[Task brief]
Transcribe the full listing exactly, and drop every picture.

[Supplied material]
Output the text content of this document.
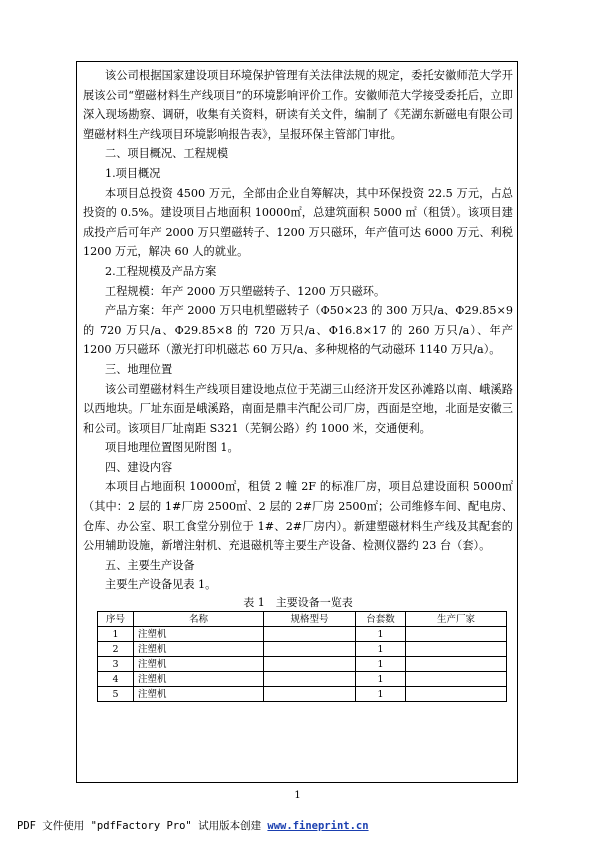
该公司根据国家建设项目环境保护管理有关法律法规的规定，委托安徽师范大学开展该公司“塑磁材料生产线项目”的环境影响评价工作。安徽师范大学接受委托后，立即深入现场勘察、调研，收集有关资料，研读有关文件，编制了《芜湖东新磁电有限公司塑磁材料生产线项目环境影响报告表》，呈报环保主管部门审批。

二、项目概况、工程规模

1.项目概况

本项目总投资 4500 万元，全部由企业自筹解决，其中环保投资 22.5 万元，占总投资的 0.5%。建设项目占地面积 10000㎡，总建筑面积 5000 ㎡（租赁）。该项目建成投产后可年产 2000 万只塑磁转子、1200 万只磁环，年产值可达 6000 万元、利税 1200 万元，解决 60 人的就业。

2.工程规模及产品方案

工程规模：年产 2000 万只塑磁转子、1200 万只磁环。

产品方案：年产 2000 万只电机塑磁转子（Φ50×23 的 300 万只/a、Φ29.85×9 的 720 万只/a、Φ29.85×8 的 720 万只/a、Φ16.8×17 的 260 万只/a）、年产 1200 万只磁环（激光打印机磁芯 60 万只/a、多种规格的气动磁环 1140 万只/a）。

三、地理位置

该公司塑磁材料生产线项目建设地点位于芜湖三山经济开发区孙滩路以南、峨溪路以西地块。厂址东面是峨溪路，南面是鼎丰汽配公司厂房，西面是空地，北面是安徽三和公司。该项目厂址南距 S321（芜铜公路）约 1000 米，交通便利。

项目地理位置图见附图 1。

四、建设内容

本项目占地面积 10000㎡，租赁 2 幢 2F 的标准厂房，项目总建设面积 5000㎡（其中：2 层的 1#厂房 2500㎡、2 层的 2#厂房 2500㎡；公司维修车间、配电房、仓库、办公室、职工食堂分别位于 1#、2#厂房内）。新建塑磁材料生产线及其配套的公用辅助设施，新增注射机、充退磁机等主要生产设备、检测仪器约 23 台（套）。

五、主要生产设备

主要生产设备见表 1。

表 1　主要设备一览表
序号	名称	规格型号	台套数	生产厂家
1	注塑机		1	
2	注塑机		1	
3	注塑机		1	
4	注塑机		1	
5	注塑机		1	
1
PDF 文件使用 "pdfFactory Pro" 试用版本创建 www.fineprint.cn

[The result]
Output the text content of this document.
该公司根据国家建设项目环境保护管理有关法律法规的规定，委托安徽师范大学开展该公司“塑磁材料生产线项目”的环境影响评价工作。安徽师范大学接受委托后，立即深入现场勘察、调研，收集有关资料，研读有关文件，编制了《芜湖东新磁电有限公司塑磁材料生产线项目环境影响报告表》，呈报环保主管部门审批。

二、项目概况、工程规模

1.项目概况

本项目总投资 4500 万元，全部由企业自筹解决，其中环保投资 22.5 万元，占总投资的 0.5%。建设项目占地面积 10000㎡，总建筑面积 5000 ㎡（租赁）。该项目建成投产后可年产 2000 万只塑磁转子、1200 万只磁环，年产值可达 6000 万元、利税 1200 万元，解决 60 人的就业。

2.工程规模及产品方案

工程规模：年产 2000 万只塑磁转子、1200 万只磁环。

产品方案：年产 2000 万只电机塑磁转子（Φ50×23 的 300 万只/a、Φ29.85×9 的 720 万只/a、Φ29.85×8 的 720 万只/a、Φ16.8×17 的 260 万只/a）、年产 1200 万只磁环（激光打印机磁芯 60 万只/a、多种规格的气动磁环 1140 万只/a）。

三、地理位置

该公司塑磁材料生产线项目建设地点位于芜湖三山经济开发区孙滩路以南、峨溪路以西地块。厂址东面是峨溪路，南面是鼎丰汽配公司厂房，西面是空地，北面是安徽三和公司。该项目厂址南距 S321（芜铜公路）约 1000 米，交通便利。

项目地理位置图见附图 1。

四、建设内容

本项目占地面积 10000㎡，租赁 2 幢 2F 的标准厂房，项目总建设面积 5000㎡（其中：2 层的 1#厂房 2500㎡、2 层的 2#厂房 2500㎡；公司维修车间、配电房、仓库、办公室、职工食堂分别位于 1#、2#厂房内）。新建塑磁材料生产线及其配套的公用辅助设施，新增注射机、充退磁机等主要生产设备、检测仪器约 23 台（套）。

五、主要生产设备

主要生产设备见表 1。

表 1　主要设备一览表
序号	名称	规格型号	台套数	生产厂家
1	注塑机		1	
2	注塑机		1	
3	注塑机		1	
4	注塑机		1	
5	注塑机		1	
1
PDF 文件使用 "pdfFactory Pro" 试用版本创建 www.fineprint.cn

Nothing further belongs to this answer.